— DIRECTIONS —
Search the material for "liquidity" and show all lines that contain it.

Entries taken from a collection:
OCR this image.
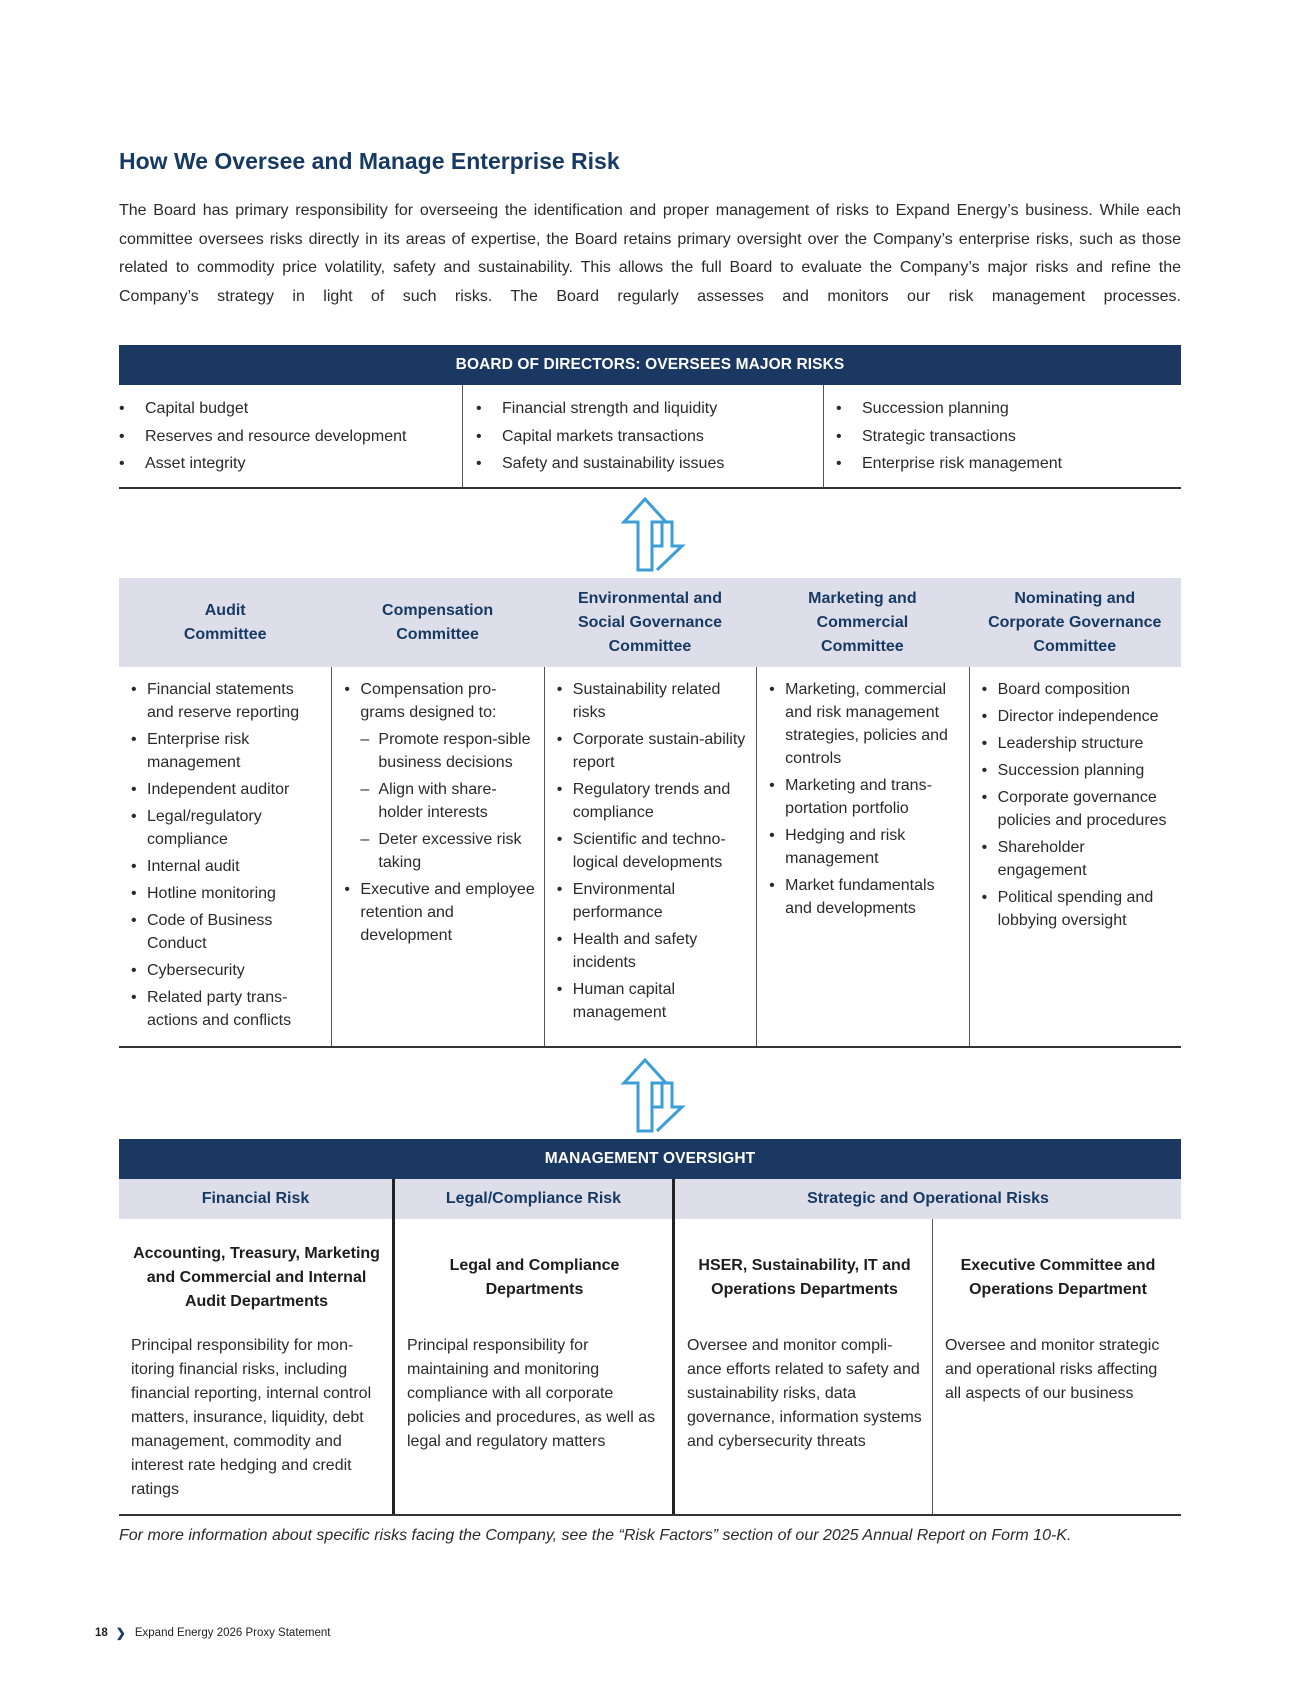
How We Oversee and Manage Enterprise Risk

The Board has primary responsibility for overseeing the identification and proper management of risks to Expand Energy’s business. While each committee oversees risks directly in its areas of expertise, the Board retains primary oversight over the Company’s enterprise risks, such as those related to commodity price volatility, safety and sustainability. This allows the full Board to evaluate the Company’s major risks and refine the Company’s strategy in light of such risks. The Board regularly assesses and monitors our risk management processes.

BOARD OF DIRECTORS: OVERSEES MAJOR RISKS
• Capital budget
• Reserves and resource development
• Asset integrity
• Financial strength and liquidity
• Capital markets transactions
• Safety and sustainability issues
• Succession planning
• Strategic transactions
• Enterprise risk management
Audit
Committee
Compensation
Committee
Environmental and
Social Governance
Committee
Marketing and
Commercial
Committee
Nominating and
Corporate Governance
Committee
• Financial statements and reserve reporting
• Enterprise risk management
• Independent auditor
• Legal/regulatory compliance
• Internal audit
• Hotline monitoring
• Code of Business Conduct
• Cybersecurity
• Related party trans-actions and conflicts
• Compensation pro-grams designed to:
– Promote respon-sible business decisions
– Align with share-holder interests
– Deter excessive risk taking
• Executive and employee retention and development
• Sustainability related risks
• Corporate sustain-ability report
• Regulatory trends and compliance
• Scientific and techno-logical developments
• Environmental performance
• Health and safety incidents
• Human capital management
• Marketing, commercial and risk management strategies, policies and controls
• Marketing and trans-portation portfolio
• Hedging and risk management
• Market fundamentals and developments
• Board composition
• Director independence
• Leadership structure
• Succession planning
• Corporate governance policies and procedures
• Shareholder engagement
• Political spending and lobbying oversight
MANAGEMENT OVERSIGHT
Financial Risk	Legal/Compliance Risk	Strategic and Operational Risks
Accounting, Treasury, Marketing and Commercial and Internal Audit Departments
Principal responsibility for mon-itoring financial risks, including financial reporting, internal control matters, insurance, liquidity, debt management, commodity and interest rate hedging and credit ratings
Legal and Compliance Departments
Principal responsibility for maintaining and monitoring compliance with all corporate policies and procedures, as well as legal and regulatory matters
HSER, Sustainability, IT and Operations Departments
Oversee and monitor compli-ance efforts related to safety and sustainability risks, data governance, information systems and cybersecurity threats
Executive Committee and Operations Department
Oversee and monitor strategic and operational risks affecting all aspects of our business

For more information about specific risks facing the Company, see the “Risk Factors” section of our 2025 Annual Report on Form 10-K.

18 ❯ Expand Energy 2026 Proxy Statement
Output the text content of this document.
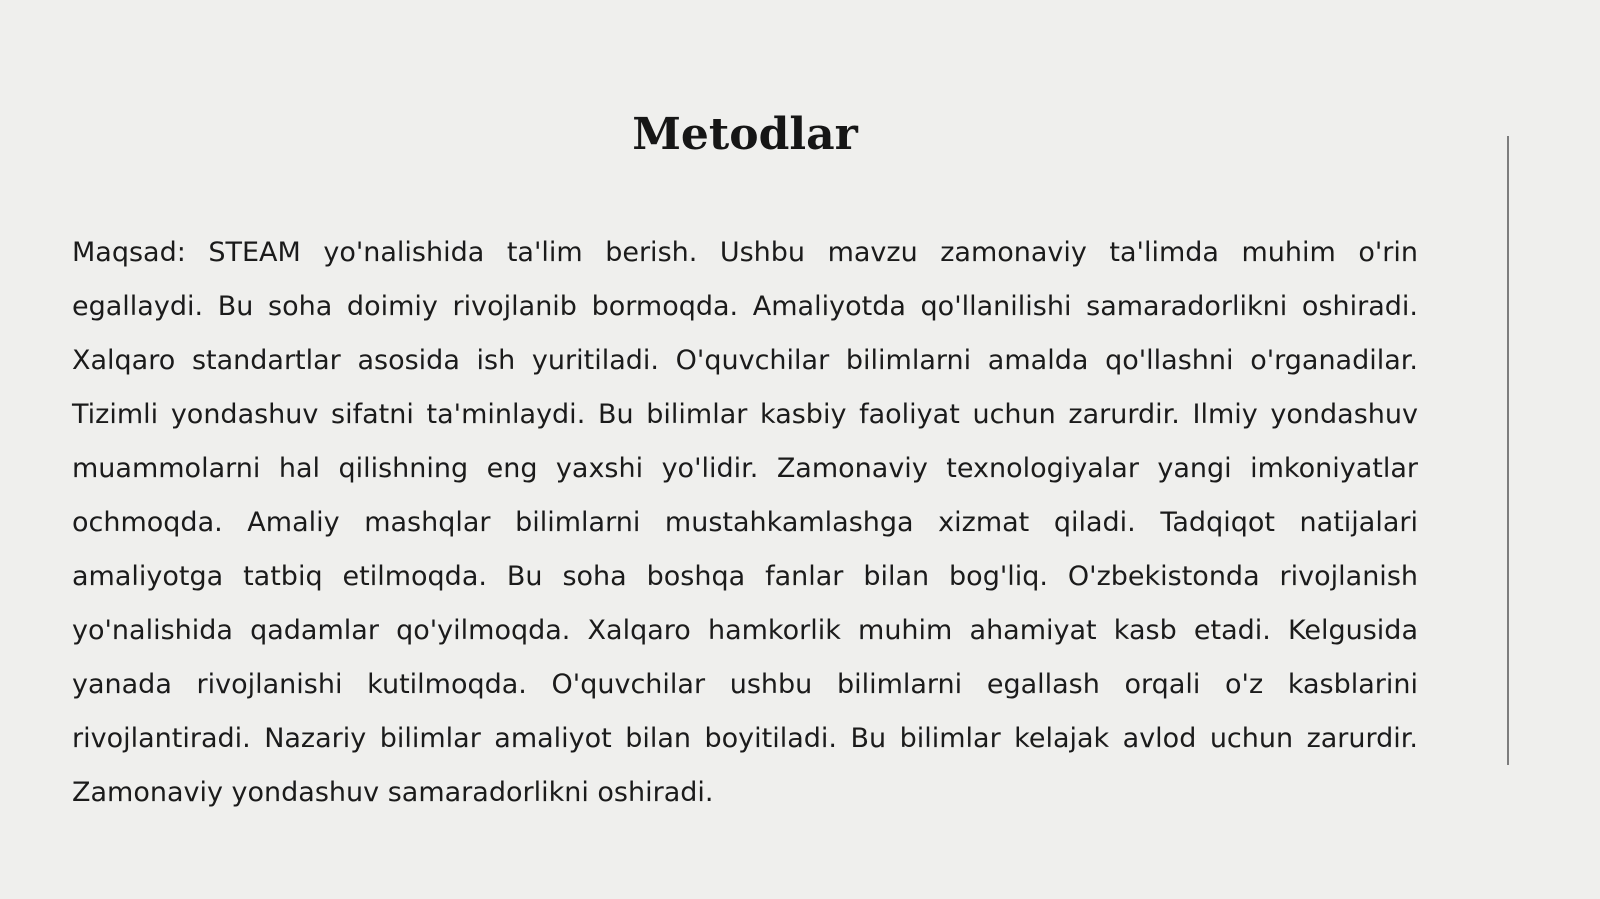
Metodlar

Maqsad: STEAM yo'nalishida ta'lim berish. Ushbu mavzu zamonaviy ta'limda muhim o'rin egallaydi. Bu soha doimiy rivojlanib bormoqda. Amaliyotda qo'llanilishi samaradorlikni oshiradi. Xalqaro standartlar asosida ish yuritiladi. O'quvchilar bilimlarni amalda qo'llashni o'rganadilar. Tizimli yondashuv sifatni ta'minlaydi. Bu bilimlar kasbiy faoliyat uchun zarurdir. Ilmiy yondashuv muammolarni hal qilishning eng yaxshi yo'lidir. Zamonaviy texnologiyalar yangi imkoniyatlar ochmoqda. Amaliy mashqlar bilimlarni mustahkamlashga xizmat qiladi. Tadqiqot natijalari amaliyotga tatbiq etilmoqda. Bu soha boshqa fanlar bilan bog'liq. O'zbekistonda rivojlanish yo'nalishida qadamlar qo'yilmoqda. Xalqaro hamkorlik muhim ahamiyat kasb etadi. Kelgusida yanada rivojlanishi kutilmoqda. O'quvchilar ushbu bilimlarni egallash orqali o'z kasblarini rivojlantiradi. Nazariy bilimlar amaliyot bilan boyitiladi. Bu bilimlar kelajak avlod uchun zarurdir. Zamonaviy yondashuv samaradorlikni oshiradi.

— RESULT OF THE TASK —
• Financial strength and liquidity
Principal responsibility for mon-itoring financial risks, including financial reporting, internal control matters, insurance, liquidity, debt management, commodity and interest rate hedging and credit ratings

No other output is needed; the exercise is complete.